─── DOCUMENT EXTRACT ───

Mr Fieldsend: One of the confusions
here is between occupations and sectors. These are sectorally
based qualifications; they are equipping people for a range of
different occupations but they are quite broad. The construction
industry is quite broad and at different levels. We did a lot
of work to try to think through the right configuration of these
Diplomas. From all the people with whom we consulted, I think
14 is about right.
Q31 Mr Marsden: Please understand
that I am not saying that they are not right. I am saying there
is a danger about what the perception of the outside world, when
they are presented with something as novel and radical as has
been described, will be. You are going to need to make a very
clear effort to bring across the points that you, Ken, and others
have made.
Mr Fieldsend: There is a huge
communication issue.
Dr Boston: Could I add that while
there are these 14 lines of learning, 14 different Diplomas, not
all the content is different from Diploma to Diploma. The core
learning, the requirement for maths, English and ICT and the personal
learning and thinking skills which make up the core, are common
to all these Diplomas at each level.
Q32 Mr Marsden: Will that be clearly
delineated to employers and to people looking at this?
Dr Boston: Yes. The additional
learning is a matter of choice. A student could, for example,
in the additional learning at level 3, take an A level or some
units of an A level qualification within it, so there is flexibility
there. The principal learning and the specialist learning are
the particular elements that distinguish the 14 parts.

─── GIVEN ENTRIES ───

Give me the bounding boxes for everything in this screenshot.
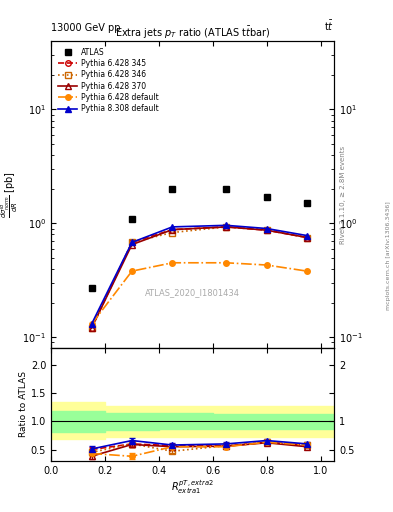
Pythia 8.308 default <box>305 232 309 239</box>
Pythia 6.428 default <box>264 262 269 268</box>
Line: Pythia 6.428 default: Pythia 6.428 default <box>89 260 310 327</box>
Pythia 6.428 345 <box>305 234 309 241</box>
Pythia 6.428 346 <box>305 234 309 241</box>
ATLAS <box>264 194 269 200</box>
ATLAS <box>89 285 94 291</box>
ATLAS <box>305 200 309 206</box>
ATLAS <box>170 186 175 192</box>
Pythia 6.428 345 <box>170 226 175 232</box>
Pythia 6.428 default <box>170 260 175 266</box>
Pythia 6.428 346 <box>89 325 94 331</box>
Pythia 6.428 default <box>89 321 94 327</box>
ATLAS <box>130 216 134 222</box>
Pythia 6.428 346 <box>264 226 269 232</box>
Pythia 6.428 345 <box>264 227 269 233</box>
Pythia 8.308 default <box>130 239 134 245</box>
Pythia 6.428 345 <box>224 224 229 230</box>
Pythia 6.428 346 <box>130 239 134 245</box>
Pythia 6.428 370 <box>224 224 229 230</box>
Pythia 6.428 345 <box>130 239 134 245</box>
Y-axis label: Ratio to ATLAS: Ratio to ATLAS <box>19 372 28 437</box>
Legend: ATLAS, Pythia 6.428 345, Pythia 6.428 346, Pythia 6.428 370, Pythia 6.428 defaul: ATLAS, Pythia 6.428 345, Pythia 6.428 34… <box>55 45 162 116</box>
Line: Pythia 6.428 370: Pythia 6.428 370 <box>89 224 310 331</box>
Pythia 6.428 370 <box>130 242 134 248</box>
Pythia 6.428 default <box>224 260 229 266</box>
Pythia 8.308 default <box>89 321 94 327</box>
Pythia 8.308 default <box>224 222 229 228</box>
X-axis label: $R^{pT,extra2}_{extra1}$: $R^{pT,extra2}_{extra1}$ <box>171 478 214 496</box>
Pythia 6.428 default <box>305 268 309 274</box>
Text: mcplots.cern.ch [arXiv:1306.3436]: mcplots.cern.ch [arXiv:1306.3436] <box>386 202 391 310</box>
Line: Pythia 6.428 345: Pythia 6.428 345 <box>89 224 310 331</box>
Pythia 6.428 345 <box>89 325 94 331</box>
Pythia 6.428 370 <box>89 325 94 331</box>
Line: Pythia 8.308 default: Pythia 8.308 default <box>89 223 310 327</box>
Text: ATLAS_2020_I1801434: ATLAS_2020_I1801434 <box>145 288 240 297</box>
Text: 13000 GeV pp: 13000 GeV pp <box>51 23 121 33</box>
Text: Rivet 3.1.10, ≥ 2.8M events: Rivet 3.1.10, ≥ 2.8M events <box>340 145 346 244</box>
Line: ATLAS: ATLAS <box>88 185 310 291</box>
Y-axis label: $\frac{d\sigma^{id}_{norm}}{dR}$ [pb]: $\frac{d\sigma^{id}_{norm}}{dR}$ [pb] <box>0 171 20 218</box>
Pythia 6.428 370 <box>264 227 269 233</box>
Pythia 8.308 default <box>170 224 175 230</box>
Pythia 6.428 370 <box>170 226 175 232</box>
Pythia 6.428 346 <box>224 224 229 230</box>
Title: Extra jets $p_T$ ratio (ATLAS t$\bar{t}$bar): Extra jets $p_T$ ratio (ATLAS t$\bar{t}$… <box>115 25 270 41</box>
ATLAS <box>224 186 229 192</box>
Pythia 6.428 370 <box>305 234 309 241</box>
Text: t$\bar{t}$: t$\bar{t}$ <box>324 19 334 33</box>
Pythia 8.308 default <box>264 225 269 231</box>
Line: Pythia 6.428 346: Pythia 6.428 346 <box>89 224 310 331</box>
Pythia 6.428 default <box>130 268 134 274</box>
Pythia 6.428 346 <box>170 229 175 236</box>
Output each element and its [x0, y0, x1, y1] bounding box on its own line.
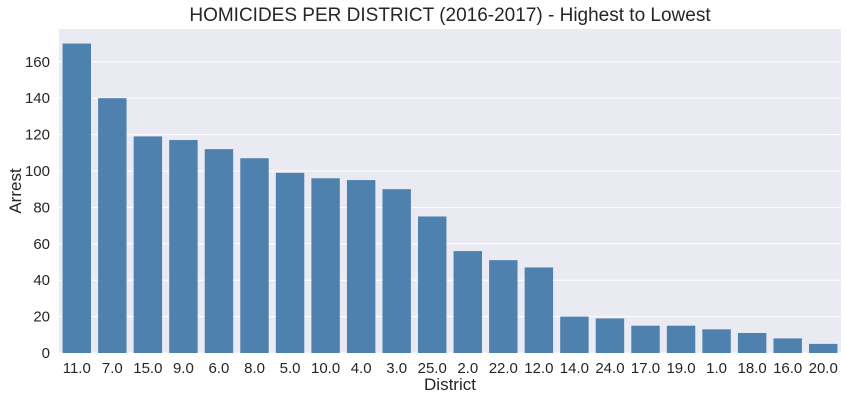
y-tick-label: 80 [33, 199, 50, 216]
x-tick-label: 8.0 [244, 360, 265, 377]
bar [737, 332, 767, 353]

───

▶ STATED GOAL 1:
In the hearing transcript on the Diplomas, what makes up the core learning shared by all the Diplomas at each level?
▶ STATED GOAL 2:
Rewrite Dr Boston's paragraph in the hearing transcript on the Diplomas that begins "Yes. The additional learning" more briefly, keeping its main facts.
▶ STATED GOAL 3:
Carry on the hearing transcript on the Diplomas from the point where it stops.

▶ EXERCISE RESPONSE 1:
The core is the requirement for maths, English and ICT, together with the personal learning and thinking skills.

▶ EXERCISE RESPONSE 2:
Additional learning is optional. At level 3, for example, a student could take an A level or some A level units within it, which gives flexibility. Principal learning and specialist learning are what set the 14 Diplomas apart.

▶ EXERCISE RESPONSE 3:
Q33 Mr Marsden: Geoff Fieldsend,
I wonder if I could return for a moment to the issue of capacity,
which obviously we have talked about. We have talked about the
level of management in DfES, the need for someone to be there,
whether we call them a tsar or whatever, to manage the process
end-to-end. I am slightly concerned, no matter who this paragon
eventually turns out to be, whether there is going to be enough
capacity in the Department for all the day-to-day, nuts and bolts
stuff. Are we not in danger of having not enough Indians as well
as perhaps not having a permanent chief?
Mr Fieldsend: I do not know exactly
the number of people that they will have dedicated to the Diploma
work. It is also important that people who are dedicated to Diplomas
are not responsible for other issues. Certainly capacity in all
of the key agencies, including the DfES, has been part of the
review that was carried out, but I cannot comment on that.
Q34 Mr Marsden: I accept that and
I am not asking you to do that. Would you not accept that if we
agreeI think the Chairman said that the buck stops in Sanctuary
Housethat that is the case, then it is crucial that the
capacity for delivery for just chasing things up below that co-ordinating
civil servant should be sufficient, precisely because we are on
extremely tight timelines?
Mr Fieldsend: I absolutely agree
that we should never under-power any new initiative of this sort.
Ms Price: I come from a business
background. As the Chairman has said, this is a huge change management
programme. Certainly, from a business perspective, this would
be manned by a large team of highly capable and qualified people.
We must not underestimate the capacity issues. If there is recognition
of what we are trying to do and address, then we will stand a
much better chance of success.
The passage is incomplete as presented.